## Your task
Reproduce the data exactly and drop any pictures it holds.

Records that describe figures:
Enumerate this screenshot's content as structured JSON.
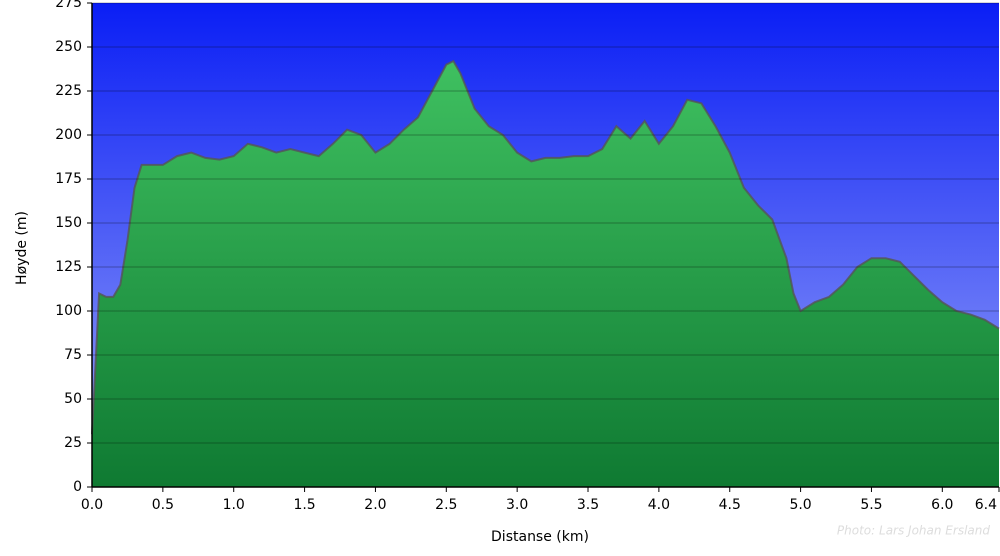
{
  "chart_data": {
    "type": "area",
    "xlabel": "Distanse   (km)",
    "ylabel": "Høyde (m)",
    "watermark": "Photo: Lars Johan Ersland",
    "x": [
      0.0,
      0.05,
      0.1,
      0.15,
      0.2,
      0.25,
      0.3,
      0.35,
      0.4,
      0.5,
      0.6,
      0.7,
      0.8,
      0.9,
      1.0,
      1.1,
      1.2,
      1.3,
      1.4,
      1.5,
      1.6,
      1.7,
      1.8,
      1.9,
      2.0,
      2.1,
      2.2,
      2.3,
      2.4,
      2.5,
      2.55,
      2.6,
      2.7,
      2.8,
      2.9,
      3.0,
      3.1,
      3.2,
      3.3,
      3.4,
      3.5,
      3.6,
      3.7,
      3.8,
      3.9,
      4.0,
      4.1,
      4.2,
      4.3,
      4.4,
      4.5,
      4.6,
      4.7,
      4.8,
      4.9,
      4.95,
      5.0,
      5.1,
      5.2,
      5.3,
      5.4,
      5.5,
      5.6,
      5.7,
      5.8,
      5.9,
      6.0,
      6.1,
      6.2,
      6.3,
      6.4
    ],
    "series": [
      {
        "color": "#22a84a",
        "values": [
          30,
          110,
          108,
          108,
          115,
          140,
          170,
          183,
          183,
          183,
          188,
          190,
          187,
          186,
          188,
          195,
          193,
          190,
          192,
          190,
          188,
          195,
          203,
          200,
          190,
          195,
          203,
          210,
          225,
          240,
          242,
          235,
          215,
          205,
          200,
          190,
          185,
          187,
          187,
          188,
          188,
          192,
          205,
          198,
          208,
          195,
          205,
          220,
          218,
          205,
          190,
          170,
          160,
          152,
          130,
          110,
          100,
          105,
          108,
          115,
          125,
          130,
          130,
          128,
          120,
          112,
          105,
          100,
          98,
          95,
          90
        ]
      }
    ],
    "xlim": [
      0,
      6.4
    ],
    "xticks": [
      {
        "value": 0,
        "label": "0.0"
      },
      0.5,
      {
        "value": 1,
        "label": "1.0"
      },
      1.5,
      {
        "value": 2,
        "label": "2.0"
      },
      2.5,
      {
        "value": 3,
        "label": "3.0"
      },
      3.5,
      {
        "value": 4,
        "label": "4.0"
      },
      4.5,
      {
        "value": 5,
        "label": "5.0"
      },
      5.5,
      {
        "value": 6,
        "label": "6.0"
      },
      6.4
    ],
    "ylim": [
      0,
      275
    ],
    "yticks": [
      0,
      25,
      50,
      75,
      100,
      125,
      150,
      175,
      200,
      225,
      250,
      275
    ],
    "grid": true
  }
}
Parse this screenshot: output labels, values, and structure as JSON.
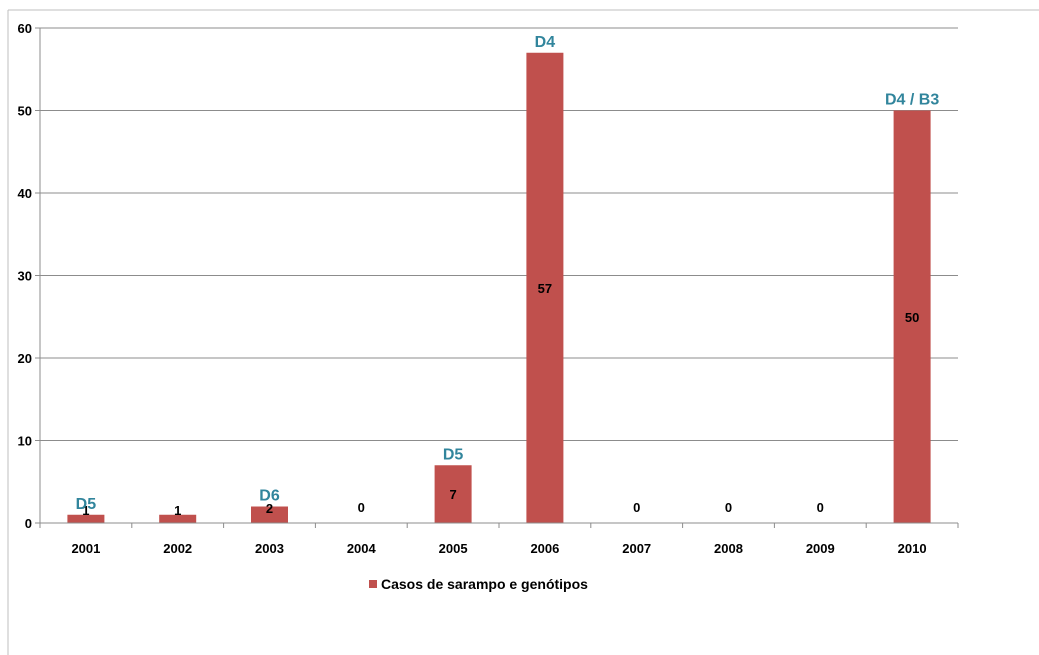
{
  "chart_data": {
    "type": "bar",
    "categories": [
      "2001",
      "2002",
      "2003",
      "2004",
      "2005",
      "2006",
      "2007",
      "2008",
      "2009",
      "2010"
    ],
    "series": [
      {
        "name": "Casos de sarampo e genótipos",
        "values": [
          1,
          1,
          2,
          0,
          7,
          57,
          0,
          0,
          0,
          50
        ],
        "color": "#c0504d"
      }
    ],
    "data_labels": [
      "1",
      "1",
      "2",
      "0",
      "7",
      "57",
      "0",
      "0",
      "0",
      "50"
    ],
    "genotype_labels": [
      "D5",
      "",
      "D6",
      "",
      "D5",
      "D4",
      "",
      "",
      "",
      "D4 / B3"
    ],
    "genotype_color": "#31859c",
    "yticks": [
      0,
      10,
      20,
      30,
      40,
      50,
      60
    ],
    "ylim": [
      0,
      60
    ],
    "grid": true,
    "legend": "bottom",
    "title": "",
    "xlabel": "",
    "ylabel": ""
  }
}
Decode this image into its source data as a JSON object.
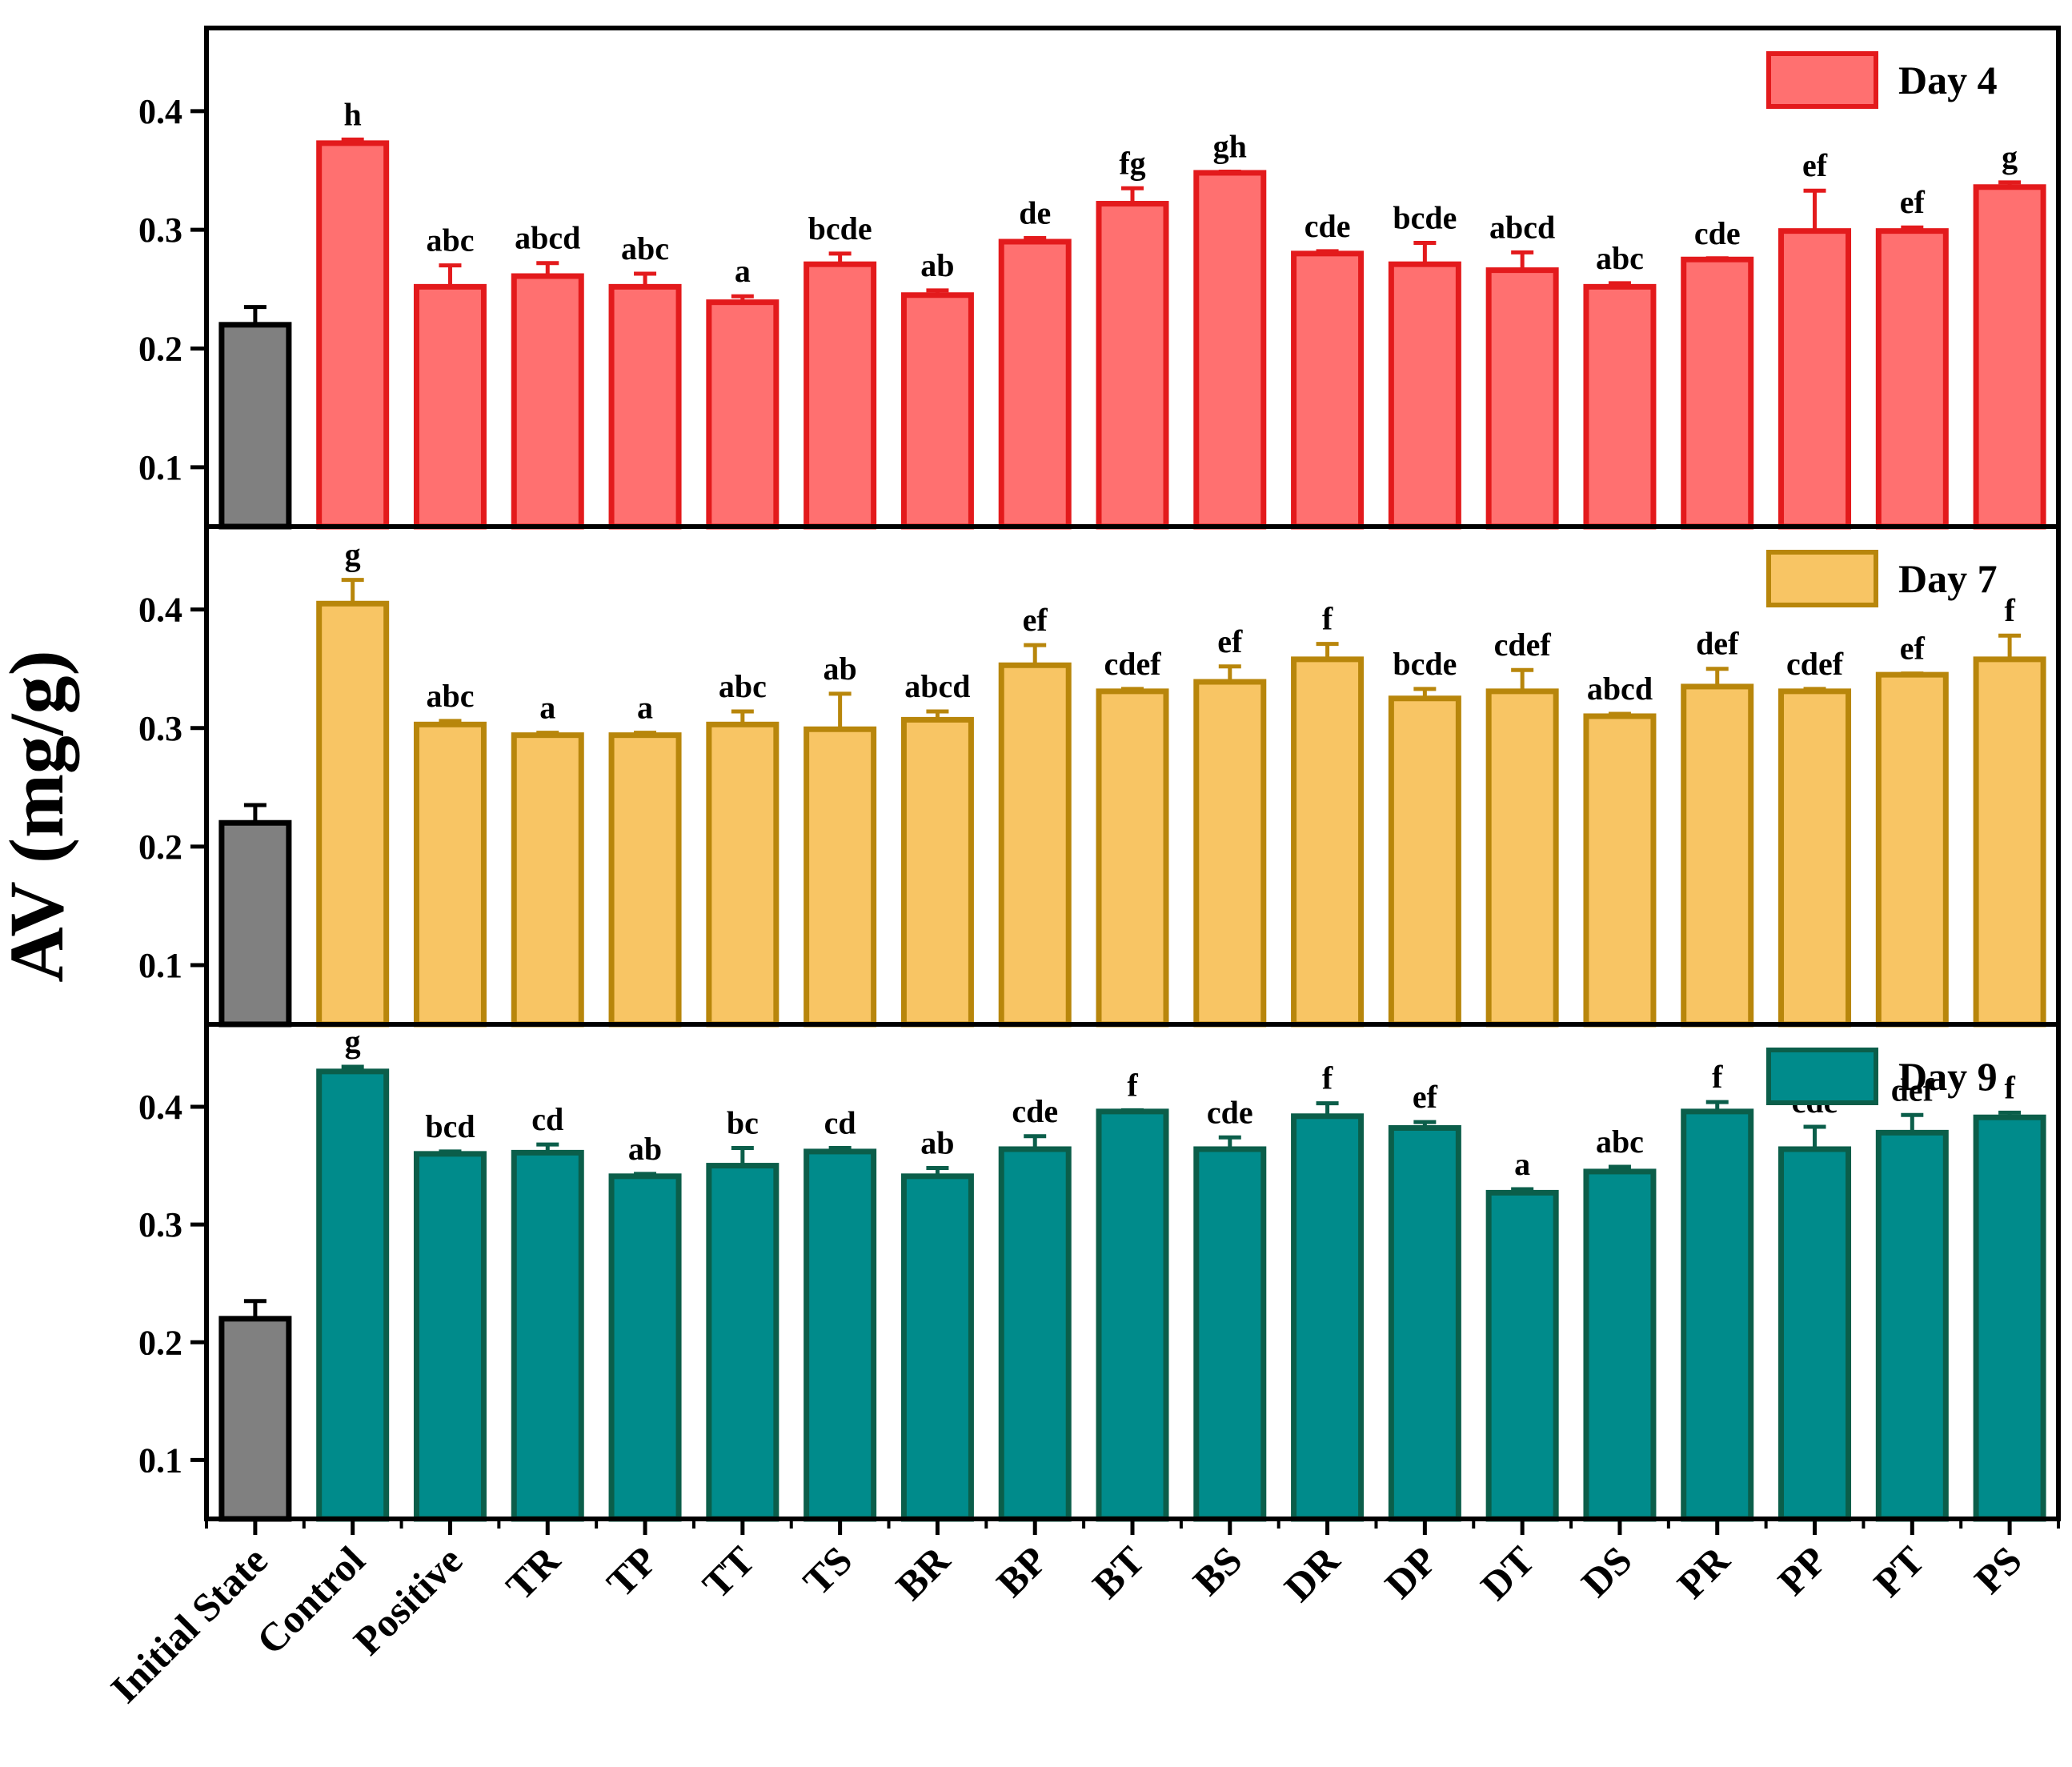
{
  "chart_data": {
    "type": "bar",
    "ylabel": "AV (mg/g)",
    "ylim": [
      0.05,
      0.47
    ],
    "yticks": [
      0.1,
      0.2,
      0.3,
      0.4
    ],
    "ytick_labels": [
      "0.1",
      "0.2",
      "0.3",
      "0.4"
    ],
    "categories": [
      "Initial State",
      "Control",
      "Positive",
      "TR",
      "TP",
      "TT",
      "TS",
      "BR",
      "BP",
      "BT",
      "BS",
      "DR",
      "DP",
      "DT",
      "DS",
      "PR",
      "PP",
      "PT",
      "PS"
    ],
    "initial_color": "#808080",
    "panels": [
      {
        "name": "Day 4",
        "fill": "#FF7070",
        "edge": "#E31A1C",
        "values": [
          0.22,
          0.373,
          0.252,
          0.261,
          0.252,
          0.239,
          0.271,
          0.245,
          0.29,
          0.322,
          0.348,
          0.28,
          0.271,
          0.266,
          0.252,
          0.275,
          0.299,
          0.299,
          0.336
        ],
        "errors": [
          0.015,
          0.003,
          0.018,
          0.011,
          0.011,
          0.005,
          0.009,
          0.004,
          0.003,
          0.013,
          0.001,
          0.002,
          0.018,
          0.015,
          0.003,
          0.001,
          0.034,
          0.003,
          0.004
        ],
        "letters": [
          "",
          "h",
          "abc",
          "abcd",
          "abc",
          "a",
          "bcde",
          "ab",
          "de",
          "fg",
          "gh",
          "cde",
          "bcde",
          "abcd",
          "abc",
          "cde",
          "ef",
          "ef",
          "g"
        ]
      },
      {
        "name": "Day 7",
        "fill": "#F8C564",
        "edge": "#B8860B",
        "values": [
          0.22,
          0.405,
          0.303,
          0.294,
          0.294,
          0.303,
          0.299,
          0.307,
          0.353,
          0.331,
          0.339,
          0.358,
          0.325,
          0.331,
          0.31,
          0.335,
          0.331,
          0.345,
          0.358
        ],
        "errors": [
          0.015,
          0.02,
          0.003,
          0.002,
          0.002,
          0.011,
          0.03,
          0.007,
          0.017,
          0.002,
          0.013,
          0.013,
          0.008,
          0.018,
          0.002,
          0.015,
          0.002,
          0.001,
          0.02
        ],
        "letters": [
          "",
          "g",
          "abc",
          "a",
          "a",
          "abc",
          "ab",
          "abcd",
          "ef",
          "cdef",
          "ef",
          "f",
          "bcde",
          "cdef",
          "abcd",
          "def",
          "cdef",
          "ef",
          "f"
        ]
      },
      {
        "name": "Day 9",
        "fill": "#008B8B",
        "edge": "#0B5E4A",
        "values": [
          0.22,
          0.43,
          0.36,
          0.361,
          0.341,
          0.35,
          0.362,
          0.341,
          0.364,
          0.396,
          0.364,
          0.392,
          0.382,
          0.327,
          0.345,
          0.396,
          0.364,
          0.378,
          0.391
        ],
        "errors": [
          0.015,
          0.004,
          0.002,
          0.007,
          0.002,
          0.015,
          0.003,
          0.007,
          0.011,
          0.001,
          0.01,
          0.011,
          0.005,
          0.003,
          0.004,
          0.008,
          0.019,
          0.015,
          0.004
        ],
        "letters": [
          "",
          "g",
          "bcd",
          "cd",
          "ab",
          "bc",
          "cd",
          "ab",
          "cde",
          "f",
          "cde",
          "f",
          "ef",
          "a",
          "abc",
          "f",
          "cde",
          "def",
          "f"
        ]
      }
    ]
  }
}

## Answer
Enumerate this screenshot's content as structured JSON.
{
  "chart_data": {
    "type": "area",
    "xlabel": "Distanse   (km)",
    "ylabel": "Høyde (m)",
    "watermark": "Photo: Lars Johan Ersland",
    "x": [
      0.0,
      0.05,
      0.1,
      0.15,
      0.2,
      0.25,
      0.3,
      0.35,
      0.4,
      0.5,
      0.6,
      0.7,
      0.8,
      0.9,
      1.0,
      1.1,
      1.2,
      1.3,
      1.4,
      1.5,
      1.6,
      1.7,
      1.8,
      1.9,
      2.0,
      2.1,
      2.2,
      2.3,
      2.4,
      2.5,
      2.55,
      2.6,
      2.7,
      2.8,
      2.9,
      3.0,
      3.1,
      3.2,
      3.3,
      3.4,
      3.5,
      3.6,
      3.7,
      3.8,
      3.9,
      4.0,
      4.1,
      4.2,
      4.3,
      4.4,
      4.5,
      4.6,
      4.7,
      4.8,
      4.9,
      4.95,
      5.0,
      5.1,
      5.2,
      5.3,
      5.4,
      5.5,
      5.6,
      5.7,
      5.8,
      5.9,
      6.0,
      6.1,
      6.2,
      6.3,
      6.4
    ],
    "series": [
      {
        "color": "#22a84a",
        "values": [
          30,
          110,
          108,
          108,
          115,
          140,
          170,
          183,
          183,
          183,
          188,
          190,
          187,
          186,
          188,
          195,
          193,
          190,
          192,
          190,
          188,
          195,
          203,
          200,
          190,
          195,
          203,
          210,
          225,
          240,
          242,
          235,
          215,
          205,
          200,
          190,
          185,
          187,
          187,
          188,
          188,
          192,
          205,
          198,
          208,
          195,
          205,
          220,
          218,
          205,
          190,
          170,
          160,
          152,
          130,
          110,
          100,
          105,
          108,
          115,
          125,
          130,
          130,
          128,
          120,
          112,
          105,
          100,
          98,
          95,
          90
        ]
      }
    ],
    "xlim": [
      0,
      6.4
    ],
    "xticks": [
      {
        "value": 0,
        "label": "0.0"
      },
      0.5,
      {
        "value": 1,
        "label": "1.0"
      },
      1.5,
      {
        "value": 2,
        "label": "2.0"
      },
      2.5,
      {
        "value": 3,
        "label": "3.0"
      },
      3.5,
      {
        "value": 4,
        "label": "4.0"
      },
      4.5,
      {
        "value": 5,
        "label": "5.0"
      },
      5.5,
      {
        "value": 6,
        "label": "6.0"
      },
      6.4
    ],
    "ylim": [
      0,
      275
    ],
    "yticks": [
      0,
      25,
      50,
      75,
      100,
      125,
      150,
      175,
      200,
      225,
      250,
      275
    ],
    "grid": true
  }
}
Parse this screenshot: output labels, values, and structure as JSON.
{
  "chart_data": {
    "type": "bar",
    "categories": [
      "2001",
      "2002",
      "2003",
      "2004",
      "2005",
      "2006",
      "2007",
      "2008",
      "2009",
      "2010"
    ],
    "series": [
      {
        "name": "Casos de sarampo e genótipos",
        "values": [
          1,
          1,
          2,
          0,
          7,
          57,
          0,
          0,
          0,
          50
        ],
        "color": "#c0504d"
      }
    ],
    "data_labels": [
      "1",
      "1",
      "2",
      "0",
      "7",
      "57",
      "0",
      "0",
      "0",
      "50"
    ],
    "genotype_labels": [
      "D5",
      "",
      "D6",
      "",
      "D5",
      "D4",
      "",
      "",
      "",
      "D4 / B3"
    ],
    "genotype_color": "#31859c",
    "yticks": [
      0,
      10,
      20,
      30,
      40,
      50,
      60
    ],
    "ylim": [
      0,
      60
    ],
    "grid": true,
    "legend": "bottom",
    "title": "",
    "xlabel": "",
    "ylabel": ""
  }
}
Decode this image into its source data as a JSON object.
{
  "chart_data": {
    "type": "bar",
    "ylabel": "AV (mg/g)",
    "ylim": [
      0.05,
      0.47
    ],
    "yticks": [
      0.1,
      0.2,
      0.3,
      0.4
    ],
    "ytick_labels": [
      "0.1",
      "0.2",
      "0.3",
      "0.4"
    ],
    "categories": [
      "Initial State",
      "Control",
      "Positive",
      "TR",
      "TP",
      "TT",
      "TS",
      "BR",
      "BP",
      "BT",
      "BS",
      "DR",
      "DP",
      "DT",
      "DS",
      "PR",
      "PP",
      "PT",
      "PS"
    ],
    "initial_color": "#808080",
    "panels": [
      {
        "name": "Day 4",
        "fill": "#FF7070",
        "edge": "#E31A1C",
        "values": [
          0.22,
          0.373,
          0.252,
          0.261,
          0.252,
          0.239,
          0.271,
          0.245,
          0.29,
          0.322,
          0.348,
          0.28,
          0.271,
          0.266,
          0.252,
          0.275,
          0.299,
          0.299,
          0.336
        ],
        "errors": [
          0.015,
          0.003,
          0.018,
          0.011,
          0.011,
          0.005,
          0.009,
          0.004,
          0.003,
          0.013,
          0.001,
          0.002,
          0.018,
          0.015,
          0.003,
          0.001,
          0.034,
          0.003,
          0.004
        ],
        "letters": [
          "",
          "h",
          "abc",
          "abcd",
          "abc",
          "a",
          "bcde",
          "ab",
          "de",
          "fg",
          "gh",
          "cde",
          "bcde",
          "abcd",
          "abc",
          "cde",
          "ef",
          "ef",
          "g"
        ]
      },
      {
        "name": "Day 7",
        "fill": "#F8C564",
        "edge": "#B8860B",
        "values": [
          0.22,
          0.405,
          0.303,
          0.294,
          0.294,
          0.303,
          0.299,
          0.307,
          0.353,
          0.331,
          0.339,
          0.358,
          0.325,
          0.331,
          0.31,
          0.335,
          0.331,
          0.345,
          0.358
        ],
        "errors": [
          0.015,
          0.02,
          0.003,
          0.002,
          0.002,
          0.011,
          0.03,
          0.007,
          0.017,
          0.002,
          0.013,
          0.013,
          0.008,
          0.018,
          0.002,
          0.015,
          0.002,
          0.001,
          0.02
        ],
        "letters": [
          "",
          "g",
          "abc",
          "a",
          "a",
          "abc",
          "ab",
          "abcd",
          "ef",
          "cdef",
          "ef",
          "f",
          "bcde",
          "cdef",
          "abcd",
          "def",
          "cdef",
          "ef",
          "f"
        ]
      },
      {
        "name": "Day 9",
        "fill": "#008B8B",
        "edge": "#0B5E4A",
        "values": [
          0.22,
          0.43,
          0.36,
          0.361,
          0.341,
          0.35,
          0.362,
          0.341,
          0.364,
          0.396,
          0.364,
          0.392,
          0.382,
          0.327,
          0.345,
          0.396,
          0.364,
          0.378,
          0.391
        ],
        "errors": [
          0.015,
          0.004,
          0.002,
          0.007,
          0.002,
          0.015,
          0.003,
          0.007,
          0.011,
          0.001,
          0.01,
          0.011,
          0.005,
          0.003,
          0.004,
          0.008,
          0.019,
          0.015,
          0.004
        ],
        "letters": [
          "",
          "g",
          "bcd",
          "cd",
          "ab",
          "bc",
          "cd",
          "ab",
          "cde",
          "f",
          "cde",
          "f",
          "ef",
          "a",
          "abc",
          "f",
          "cde",
          "def",
          "f"
        ]
      }
    ]
  }
}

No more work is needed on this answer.